TASK DESCRIPTION -
Will you write out the data exactly, excluding every picture?

MATERIAL PROVIDED -
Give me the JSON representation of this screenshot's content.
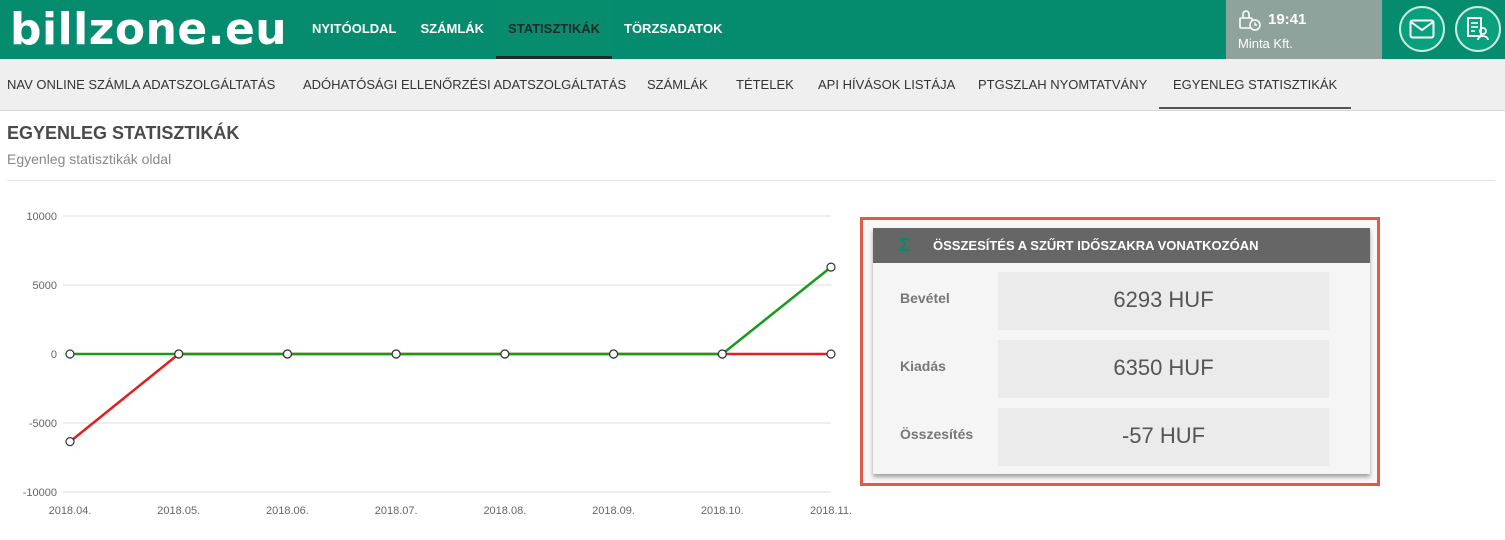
{
  "brand": {
    "logo": "billzone.eu"
  },
  "main_nav": [
    {
      "label": "NYITÓOLDAL"
    },
    {
      "label": "SZÁMLÁK"
    },
    {
      "label": "STATISZTIKÁK"
    },
    {
      "label": "TÖRZSADATOK"
    }
  ],
  "user": {
    "time": "19:41",
    "company": "Minta Kft."
  },
  "sub_nav": [
    {
      "label": "NAV ONLINE SZÁMLA ADATSZOLGÁLTATÁS"
    },
    {
      "label": "ADÓHATÓSÁGI ELLENŐRZÉSI ADATSZOLGÁLTATÁS"
    },
    {
      "label": "SZÁMLÁK"
    },
    {
      "label": "TÉTELEK"
    },
    {
      "label": "API HÍVÁSOK LISTÁJA"
    },
    {
      "label": "PTGSZLAH NYOMTATVÁNY"
    },
    {
      "label": "EGYENLEG STATISZTIKÁK"
    }
  ],
  "page": {
    "title": "EGYENLEG STATISZTIKÁK",
    "subtitle": "Egyenleg statisztikák oldal"
  },
  "summary": {
    "header": "ÖSSZESÍTÉS A SZŰRT IDŐSZAKRA VONATKOZÓAN",
    "rows": [
      {
        "label": "Bevétel",
        "value": "6293 HUF"
      },
      {
        "label": "Kiadás",
        "value": "6350 HUF"
      },
      {
        "label": "Összesítés",
        "value": "-57 HUF"
      }
    ]
  },
  "colors": {
    "primary": "#058b6d",
    "income": "#1a9a1a",
    "expense": "#e02020",
    "highlight": "#e05a4a"
  },
  "chart_data": {
    "type": "line",
    "x": [
      "2018.04.",
      "2018.05.",
      "2018.06.",
      "2018.07.",
      "2018.08.",
      "2018.09.",
      "2018.10.",
      "2018.11."
    ],
    "y_ticks": [
      10000,
      5000,
      0,
      -5000,
      -10000
    ],
    "ylim": [
      -10000,
      10000
    ],
    "grid": true,
    "series": [
      {
        "color": "#e02020",
        "values": [
          -6350,
          0,
          0,
          0,
          0,
          0,
          0,
          0
        ]
      },
      {
        "color": "#1a9a1a",
        "values": [
          0,
          0,
          0,
          0,
          0,
          0,
          0,
          6293
        ]
      }
    ]
  }
}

RESPONSE TO THIS EXERCISE -
Give me the JSON representation of this screenshot's content.
{
  "brand": {
    "logo": "billzone.eu"
  },
  "main_nav": [
    {
      "label": "NYITÓOLDAL"
    },
    {
      "label": "SZÁMLÁK"
    },
    {
      "label": "STATISZTIKÁK"
    },
    {
      "label": "TÖRZSADATOK"
    }
  ],
  "user": {
    "time": "19:41",
    "company": "Minta Kft."
  },
  "sub_nav": [
    {
      "label": "NAV ONLINE SZÁMLA ADATSZOLGÁLTATÁS"
    },
    {
      "label": "ADÓHATÓSÁGI ELLENŐRZÉSI ADATSZOLGÁLTATÁS"
    },
    {
      "label": "SZÁMLÁK"
    },
    {
      "label": "TÉTELEK"
    },
    {
      "label": "API HÍVÁSOK LISTÁJA"
    },
    {
      "label": "PTGSZLAH NYOMTATVÁNY"
    },
    {
      "label": "EGYENLEG STATISZTIKÁK"
    }
  ],
  "page": {
    "title": "EGYENLEG STATISZTIKÁK",
    "subtitle": "Egyenleg statisztikák oldal"
  },
  "summary": {
    "header": "ÖSSZESÍTÉS A SZŰRT IDŐSZAKRA VONATKOZÓAN",
    "rows": [
      {
        "label": "Bevétel",
        "value": "6293 HUF"
      },
      {
        "label": "Kiadás",
        "value": "6350 HUF"
      },
      {
        "label": "Összesítés",
        "value": "-57 HUF"
      }
    ]
  },
  "colors": {
    "primary": "#058b6d",
    "income": "#1a9a1a",
    "expense": "#e02020",
    "highlight": "#e05a4a"
  },
  "chart_data": {
    "type": "line",
    "x": [
      "2018.04.",
      "2018.05.",
      "2018.06.",
      "2018.07.",
      "2018.08.",
      "2018.09.",
      "2018.10.",
      "2018.11."
    ],
    "y_ticks": [
      10000,
      5000,
      0,
      -5000,
      -10000
    ],
    "ylim": [
      -10000,
      10000
    ],
    "grid": true,
    "series": [
      {
        "color": "#e02020",
        "values": [
          -6350,
          0,
          0,
          0,
          0,
          0,
          0,
          0
        ]
      },
      {
        "color": "#1a9a1a",
        "values": [
          0,
          0,
          0,
          0,
          0,
          0,
          0,
          6293
        ]
      }
    ]
  }
}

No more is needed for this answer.